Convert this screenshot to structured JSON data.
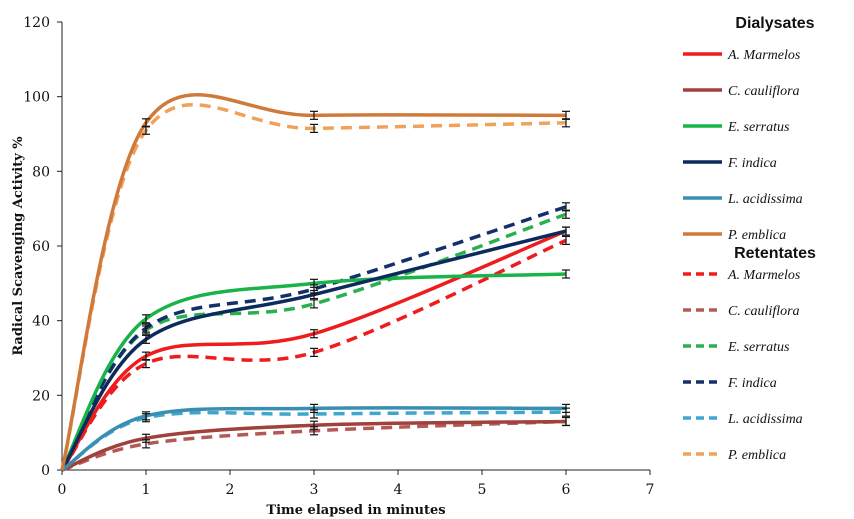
{
  "chart_data": {
    "type": "line",
    "xlabel": "Time elapsed in minutes",
    "ylabel": "Radical Scavenging Activity %",
    "xlim": [
      0,
      7
    ],
    "ylim": [
      0,
      120
    ],
    "xticks": [
      "0",
      "1",
      "2",
      "3",
      "4",
      "5",
      "6",
      "7"
    ],
    "yticks": [
      "0",
      "20",
      "40",
      "60",
      "80",
      "100",
      "120"
    ],
    "grid": false,
    "legend_groups": [
      {
        "title": "Dialysates",
        "style": "solid"
      },
      {
        "title": "Retentates",
        "style": "dashed"
      }
    ],
    "x": [
      0,
      1,
      3,
      6
    ],
    "series": [
      {
        "name": "A. Marmelos",
        "group": "Dialysates",
        "color": "#ee1c1c",
        "values": [
          0,
          30.5,
          36.5,
          64
        ]
      },
      {
        "name": "C. cauliflora",
        "group": "Dialysates",
        "color": "#a0413c",
        "values": [
          0,
          8.5,
          12,
          13
        ]
      },
      {
        "name": "E. serratus",
        "group": "Dialysates",
        "color": "#19b34a",
        "values": [
          0,
          40.5,
          50,
          52.5
        ]
      },
      {
        "name": "F. indica",
        "group": "Dialysates",
        "color": "#0d2a5c",
        "values": [
          0,
          35,
          47,
          64
        ]
      },
      {
        "name": "L. acidissima",
        "group": "Dialysates",
        "color": "#3a8fb0",
        "values": [
          0,
          14.5,
          16.5,
          16.5
        ]
      },
      {
        "name": "P. emblica",
        "group": "Dialysates",
        "color": "#cf7a3a",
        "values": [
          0,
          93,
          95,
          95
        ]
      },
      {
        "name": "A. Marmelos",
        "group": "Retentates",
        "color": "#ee1c1c",
        "values": [
          0,
          28.5,
          31.5,
          61.5
        ]
      },
      {
        "name": "C. cauliflora",
        "group": "Retentates",
        "color": "#b45a56",
        "values": [
          0,
          7,
          10.5,
          13
        ]
      },
      {
        "name": "E. serratus",
        "group": "Retentates",
        "color": "#29b14f",
        "values": [
          0,
          37.5,
          44.5,
          68.5
        ]
      },
      {
        "name": "F. indica",
        "group": "Retentates",
        "color": "#13306b",
        "values": [
          0,
          38,
          48.5,
          70.5
        ]
      },
      {
        "name": "L. acidissima",
        "group": "Retentates",
        "color": "#3ea6cf",
        "values": [
          0,
          14,
          15,
          15.5
        ]
      },
      {
        "name": "P. emblica",
        "group": "Retentates",
        "color": "#f0a25a",
        "values": [
          0,
          91,
          91.5,
          93
        ]
      }
    ]
  }
}
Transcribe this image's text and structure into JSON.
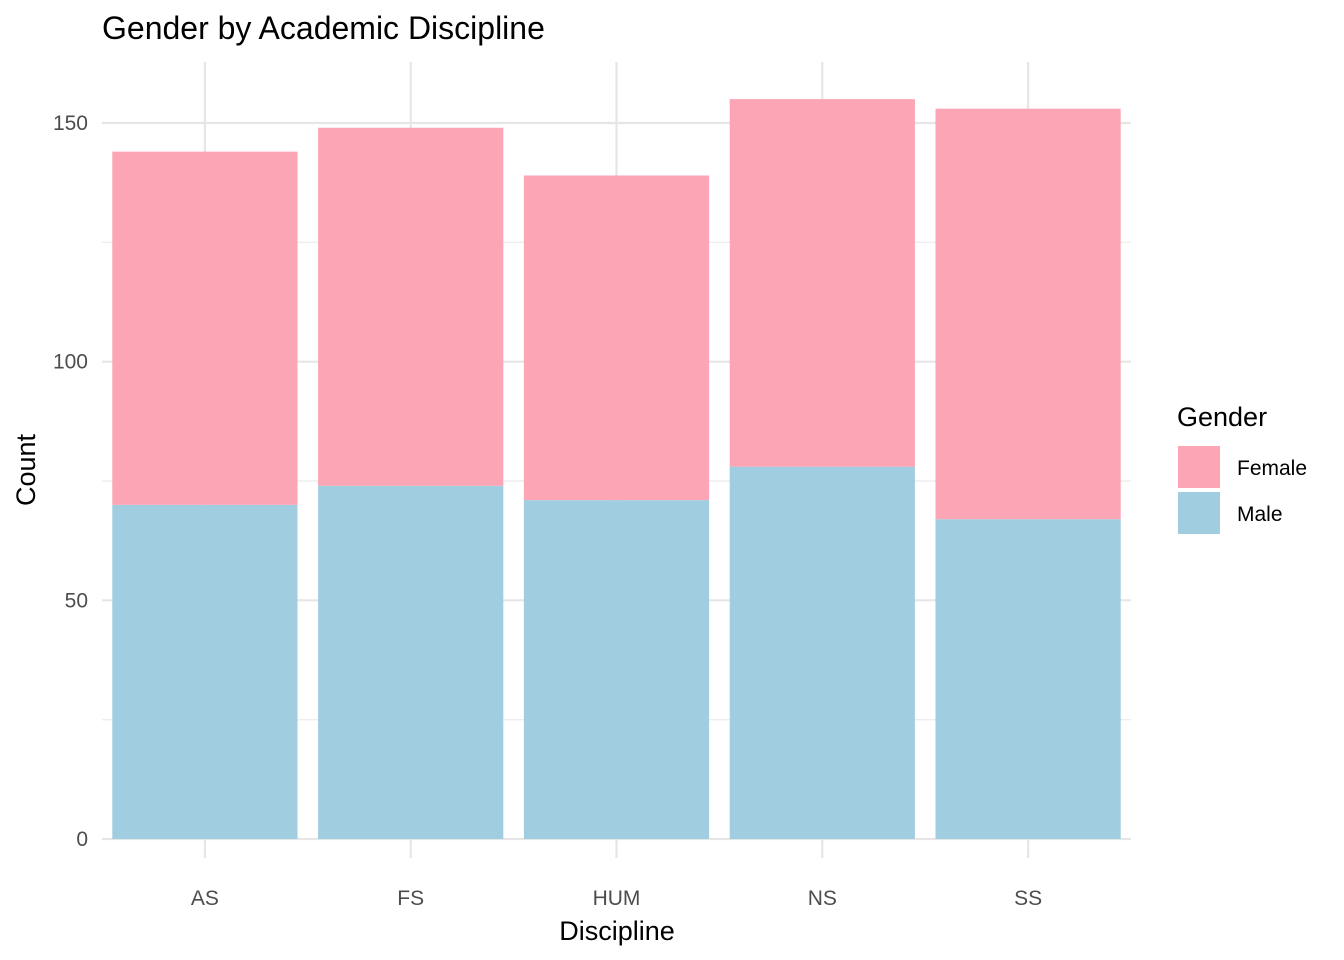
{
  "chart_data": {
    "type": "bar",
    "stacked": true,
    "title": "Gender by Academic Discipline",
    "xlabel": "Discipline",
    "ylabel": "Count",
    "categories": [
      "AS",
      "FS",
      "HUM",
      "NS",
      "SS"
    ],
    "series": [
      {
        "name": "Female",
        "values": [
          74,
          75,
          68,
          77,
          86
        ],
        "color": "#FCA5B5"
      },
      {
        "name": "Male",
        "values": [
          70,
          74,
          71,
          78,
          67
        ],
        "color": "#A0CEE0"
      }
    ],
    "ylim": [
      0,
      160
    ],
    "yticks": [
      0,
      50,
      100,
      150
    ],
    "grid": true,
    "legend": {
      "title": "Gender",
      "position": "right"
    }
  }
}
........
- _PROBLEM REQUIREMENTS_
Quote the records above exactly, leaving out any pictures.

- _CORRECT ANSWER_
Convert this screenshot to structured JSON data.
{
  "chart_data": {
    "type": "line",
    "xlabel": "Time elapsed in minutes",
    "ylabel": "Radical Scavenging Activity %",
    "xlim": [
      0,
      7
    ],
    "ylim": [
      0,
      120
    ],
    "xticks": [
      "0",
      "1",
      "2",
      "3",
      "4",
      "5",
      "6",
      "7"
    ],
    "yticks": [
      "0",
      "20",
      "40",
      "60",
      "80",
      "100",
      "120"
    ],
    "grid": false,
    "legend_groups": [
      {
        "title": "Dialysates",
        "style": "solid"
      },
      {
        "title": "Retentates",
        "style": "dashed"
      }
    ],
    "x": [
      0,
      1,
      3,
      6
    ],
    "series": [
      {
        "name": "A. Marmelos",
        "group": "Dialysates",
        "color": "#ee1c1c",
        "values": [
          0,
          30.5,
          36.5,
          64
        ]
      },
      {
        "name": "C. cauliflora",
        "group": "Dialysates",
        "color": "#a0413c",
        "values": [
          0,
          8.5,
          12,
          13
        ]
      },
      {
        "name": "E. serratus",
        "group": "Dialysates",
        "color": "#19b34a",
        "values": [
          0,
          40.5,
          50,
          52.5
        ]
      },
      {
        "name": "F. indica",
        "group": "Dialysates",
        "color": "#0d2a5c",
        "values": [
          0,
          35,
          47,
          64
        ]
      },
      {
        "name": "L. acidissima",
        "group": "Dialysates",
        "color": "#3a8fb0",
        "values": [
          0,
          14.5,
          16.5,
          16.5
        ]
      },
      {
        "name": "P. emblica",
        "group": "Dialysates",
        "color": "#cf7a3a",
        "values": [
          0,
          93,
          95,
          95
        ]
      },
      {
        "name": "A. Marmelos",
        "group": "Retentates",
        "color": "#ee1c1c",
        "values": [
          0,
          28.5,
          31.5,
          61.5
        ]
      },
      {
        "name": "C. cauliflora",
        "group": "Retentates",
        "color": "#b45a56",
        "values": [
          0,
          7,
          10.5,
          13
        ]
      },
      {
        "name": "E. serratus",
        "group": "Retentates",
        "color": "#29b14f",
        "values": [
          0,
          37.5,
          44.5,
          68.5
        ]
      },
      {
        "name": "F. indica",
        "group": "Retentates",
        "color": "#13306b",
        "values": [
          0,
          38,
          48.5,
          70.5
        ]
      },
      {
        "name": "L. acidissima",
        "group": "Retentates",
        "color": "#3ea6cf",
        "values": [
          0,
          14,
          15,
          15.5
        ]
      },
      {
        "name": "P. emblica",
        "group": "Retentates",
        "color": "#f0a25a",
        "values": [
          0,
          91,
          91.5,
          93
        ]
      }
    ]
  }
}
Transcribe this image's text and structure into JSON.
{
  "chart_data": {
    "type": "bar",
    "stacked": true,
    "title": "Gender by Academic Discipline",
    "xlabel": "Discipline",
    "ylabel": "Count",
    "categories": [
      "AS",
      "FS",
      "HUM",
      "NS",
      "SS"
    ],
    "series": [
      {
        "name": "Female",
        "values": [
          74,
          75,
          68,
          77,
          86
        ],
        "color": "#FCA5B5"
      },
      {
        "name": "Male",
        "values": [
          70,
          74,
          71,
          78,
          67
        ],
        "color": "#A0CEE0"
      }
    ],
    "ylim": [
      0,
      160
    ],
    "yticks": [
      0,
      50,
      100,
      150
    ],
    "grid": true,
    "legend": {
      "title": "Gender",
      "position": "right"
    }
  }
}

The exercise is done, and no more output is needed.